[Records excerpted from a collection]
────────────────────────────────────────

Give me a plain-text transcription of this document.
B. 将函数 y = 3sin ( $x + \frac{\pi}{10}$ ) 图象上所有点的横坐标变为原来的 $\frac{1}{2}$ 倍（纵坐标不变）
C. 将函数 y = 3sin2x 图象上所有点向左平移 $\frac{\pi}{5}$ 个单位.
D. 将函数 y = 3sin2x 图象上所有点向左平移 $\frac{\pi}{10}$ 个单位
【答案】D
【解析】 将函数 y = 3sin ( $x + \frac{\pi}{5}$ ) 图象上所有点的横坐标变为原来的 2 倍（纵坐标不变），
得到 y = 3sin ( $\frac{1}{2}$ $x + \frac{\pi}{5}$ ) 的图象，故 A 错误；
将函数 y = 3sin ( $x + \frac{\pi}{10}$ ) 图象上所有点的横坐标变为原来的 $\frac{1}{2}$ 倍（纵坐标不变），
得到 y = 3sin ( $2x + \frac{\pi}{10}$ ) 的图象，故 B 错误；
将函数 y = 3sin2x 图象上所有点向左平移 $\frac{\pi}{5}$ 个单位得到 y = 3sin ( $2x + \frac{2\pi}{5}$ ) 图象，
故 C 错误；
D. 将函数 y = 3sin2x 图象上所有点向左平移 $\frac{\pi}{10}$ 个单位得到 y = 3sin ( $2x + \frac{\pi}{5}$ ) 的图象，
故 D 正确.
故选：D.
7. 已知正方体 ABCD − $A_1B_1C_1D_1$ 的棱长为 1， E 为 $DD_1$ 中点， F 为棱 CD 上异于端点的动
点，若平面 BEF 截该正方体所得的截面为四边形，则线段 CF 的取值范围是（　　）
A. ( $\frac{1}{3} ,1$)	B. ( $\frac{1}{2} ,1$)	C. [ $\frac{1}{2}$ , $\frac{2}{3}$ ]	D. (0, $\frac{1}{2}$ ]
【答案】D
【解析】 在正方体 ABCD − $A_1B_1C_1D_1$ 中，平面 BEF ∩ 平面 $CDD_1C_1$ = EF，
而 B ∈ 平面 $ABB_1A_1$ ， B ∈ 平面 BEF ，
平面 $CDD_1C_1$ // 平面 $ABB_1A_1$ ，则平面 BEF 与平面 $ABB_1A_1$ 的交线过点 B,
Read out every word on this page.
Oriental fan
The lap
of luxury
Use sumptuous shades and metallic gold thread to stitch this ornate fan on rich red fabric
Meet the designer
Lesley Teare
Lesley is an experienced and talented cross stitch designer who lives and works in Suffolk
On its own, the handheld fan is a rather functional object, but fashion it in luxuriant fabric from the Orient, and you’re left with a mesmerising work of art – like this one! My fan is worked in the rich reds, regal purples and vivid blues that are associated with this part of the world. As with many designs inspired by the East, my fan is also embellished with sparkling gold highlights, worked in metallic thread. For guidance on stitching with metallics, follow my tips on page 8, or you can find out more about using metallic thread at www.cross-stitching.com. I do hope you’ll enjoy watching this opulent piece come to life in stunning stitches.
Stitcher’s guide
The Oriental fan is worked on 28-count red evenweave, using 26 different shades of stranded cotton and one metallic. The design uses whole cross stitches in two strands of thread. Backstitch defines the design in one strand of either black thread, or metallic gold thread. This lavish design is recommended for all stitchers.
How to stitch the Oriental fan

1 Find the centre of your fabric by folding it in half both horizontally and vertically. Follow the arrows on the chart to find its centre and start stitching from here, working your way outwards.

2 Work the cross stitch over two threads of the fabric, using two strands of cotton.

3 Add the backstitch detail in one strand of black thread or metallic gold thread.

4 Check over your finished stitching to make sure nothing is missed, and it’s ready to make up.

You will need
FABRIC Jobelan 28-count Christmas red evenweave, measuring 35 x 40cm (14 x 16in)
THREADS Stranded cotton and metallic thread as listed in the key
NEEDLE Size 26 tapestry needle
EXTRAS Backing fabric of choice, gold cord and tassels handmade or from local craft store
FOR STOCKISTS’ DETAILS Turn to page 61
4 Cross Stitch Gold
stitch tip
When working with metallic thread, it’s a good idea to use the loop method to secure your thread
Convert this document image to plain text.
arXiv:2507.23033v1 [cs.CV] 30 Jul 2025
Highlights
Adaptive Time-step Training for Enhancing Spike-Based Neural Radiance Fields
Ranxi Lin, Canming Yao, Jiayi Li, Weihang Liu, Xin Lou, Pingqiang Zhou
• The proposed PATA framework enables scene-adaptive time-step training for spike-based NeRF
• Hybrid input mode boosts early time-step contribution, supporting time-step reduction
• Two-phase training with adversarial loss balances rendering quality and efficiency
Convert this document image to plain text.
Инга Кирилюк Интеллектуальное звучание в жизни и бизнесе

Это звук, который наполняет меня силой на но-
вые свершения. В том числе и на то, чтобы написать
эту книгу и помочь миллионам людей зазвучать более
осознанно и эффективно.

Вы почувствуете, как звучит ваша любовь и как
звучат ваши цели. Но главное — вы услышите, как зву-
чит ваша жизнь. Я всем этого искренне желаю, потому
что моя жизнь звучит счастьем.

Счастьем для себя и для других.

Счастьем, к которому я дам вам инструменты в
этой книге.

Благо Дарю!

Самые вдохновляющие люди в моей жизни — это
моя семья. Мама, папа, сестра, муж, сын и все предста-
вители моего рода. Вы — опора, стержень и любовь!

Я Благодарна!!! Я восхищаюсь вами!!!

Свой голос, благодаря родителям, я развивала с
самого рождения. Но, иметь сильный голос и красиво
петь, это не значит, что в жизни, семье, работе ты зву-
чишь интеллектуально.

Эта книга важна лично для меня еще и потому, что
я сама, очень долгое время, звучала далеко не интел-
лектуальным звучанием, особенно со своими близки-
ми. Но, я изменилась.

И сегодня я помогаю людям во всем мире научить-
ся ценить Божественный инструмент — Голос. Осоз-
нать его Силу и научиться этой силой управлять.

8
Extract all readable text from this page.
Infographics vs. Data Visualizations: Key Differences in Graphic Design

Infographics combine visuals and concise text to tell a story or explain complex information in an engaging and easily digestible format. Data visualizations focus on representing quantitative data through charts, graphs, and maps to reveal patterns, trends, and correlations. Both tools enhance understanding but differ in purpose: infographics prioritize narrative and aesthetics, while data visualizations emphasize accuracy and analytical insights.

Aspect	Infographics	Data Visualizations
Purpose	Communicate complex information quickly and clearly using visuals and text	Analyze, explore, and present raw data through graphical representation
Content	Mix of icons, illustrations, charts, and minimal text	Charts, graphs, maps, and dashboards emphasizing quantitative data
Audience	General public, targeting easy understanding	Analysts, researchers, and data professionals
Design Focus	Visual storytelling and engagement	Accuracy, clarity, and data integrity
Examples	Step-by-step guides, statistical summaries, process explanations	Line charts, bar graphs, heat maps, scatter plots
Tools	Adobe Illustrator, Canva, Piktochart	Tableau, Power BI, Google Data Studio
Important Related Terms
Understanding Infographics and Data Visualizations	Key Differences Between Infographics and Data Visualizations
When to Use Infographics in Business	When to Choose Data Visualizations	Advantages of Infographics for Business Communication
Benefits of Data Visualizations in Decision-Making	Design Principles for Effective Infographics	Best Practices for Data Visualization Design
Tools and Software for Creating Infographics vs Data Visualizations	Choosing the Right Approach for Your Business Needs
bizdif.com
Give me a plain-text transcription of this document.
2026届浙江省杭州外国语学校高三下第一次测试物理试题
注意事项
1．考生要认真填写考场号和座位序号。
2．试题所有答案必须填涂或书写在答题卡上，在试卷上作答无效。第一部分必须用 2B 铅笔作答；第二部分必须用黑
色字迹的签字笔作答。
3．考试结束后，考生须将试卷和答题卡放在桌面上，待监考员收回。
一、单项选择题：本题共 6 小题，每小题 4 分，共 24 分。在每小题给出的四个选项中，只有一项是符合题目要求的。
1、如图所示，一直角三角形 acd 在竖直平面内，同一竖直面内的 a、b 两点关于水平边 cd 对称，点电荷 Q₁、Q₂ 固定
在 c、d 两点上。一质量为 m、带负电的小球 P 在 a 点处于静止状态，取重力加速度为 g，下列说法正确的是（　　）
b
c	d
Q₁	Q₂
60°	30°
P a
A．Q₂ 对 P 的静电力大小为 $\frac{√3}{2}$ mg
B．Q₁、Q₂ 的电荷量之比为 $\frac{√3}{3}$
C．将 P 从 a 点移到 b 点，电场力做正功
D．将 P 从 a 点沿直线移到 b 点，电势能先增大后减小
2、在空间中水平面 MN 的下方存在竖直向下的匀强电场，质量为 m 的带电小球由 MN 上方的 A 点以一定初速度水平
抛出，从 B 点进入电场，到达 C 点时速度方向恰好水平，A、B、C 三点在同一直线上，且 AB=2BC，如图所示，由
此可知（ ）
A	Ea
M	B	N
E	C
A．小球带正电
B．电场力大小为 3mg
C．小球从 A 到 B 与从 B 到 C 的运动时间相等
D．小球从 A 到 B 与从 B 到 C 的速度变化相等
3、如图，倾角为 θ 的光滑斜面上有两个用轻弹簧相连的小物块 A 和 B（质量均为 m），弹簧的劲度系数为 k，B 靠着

────────────────────────────────────────

● Objective
Tally the lines in the entries above that hold the word "жизни". Reply with nothing but that count.

● Response to the exercise
3